[Records excerpted from a collection]
━━━━━━

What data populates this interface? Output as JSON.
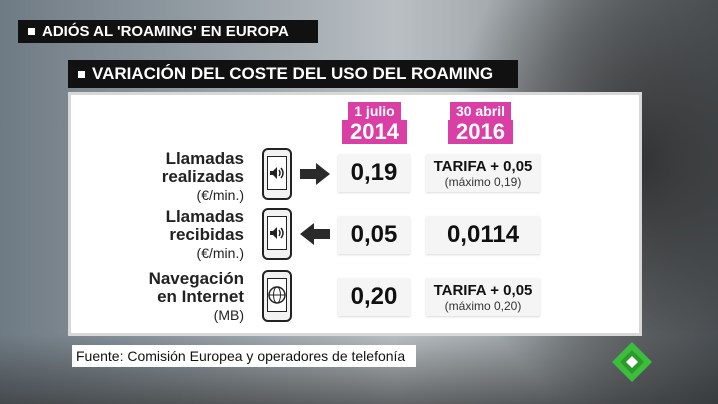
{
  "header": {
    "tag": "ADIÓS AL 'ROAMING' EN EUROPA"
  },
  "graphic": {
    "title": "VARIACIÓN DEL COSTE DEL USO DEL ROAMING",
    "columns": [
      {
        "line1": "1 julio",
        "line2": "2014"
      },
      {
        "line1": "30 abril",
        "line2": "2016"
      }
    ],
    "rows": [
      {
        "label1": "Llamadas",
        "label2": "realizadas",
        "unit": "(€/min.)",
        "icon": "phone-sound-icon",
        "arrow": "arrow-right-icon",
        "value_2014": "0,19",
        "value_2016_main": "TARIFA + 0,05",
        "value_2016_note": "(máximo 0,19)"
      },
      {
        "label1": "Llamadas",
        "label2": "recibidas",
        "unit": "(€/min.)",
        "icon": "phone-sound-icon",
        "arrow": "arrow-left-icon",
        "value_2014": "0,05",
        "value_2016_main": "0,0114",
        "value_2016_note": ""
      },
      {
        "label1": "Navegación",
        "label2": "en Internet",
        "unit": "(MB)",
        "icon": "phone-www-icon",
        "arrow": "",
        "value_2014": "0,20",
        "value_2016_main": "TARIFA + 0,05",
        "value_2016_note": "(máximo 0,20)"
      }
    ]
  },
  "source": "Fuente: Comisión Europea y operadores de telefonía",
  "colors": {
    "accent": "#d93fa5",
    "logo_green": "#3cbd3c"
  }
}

━━━━━━

**To be done:**
State the count of lines in the data holding the word "máximo", adding nothing to it.

**Response to the exercise:**
2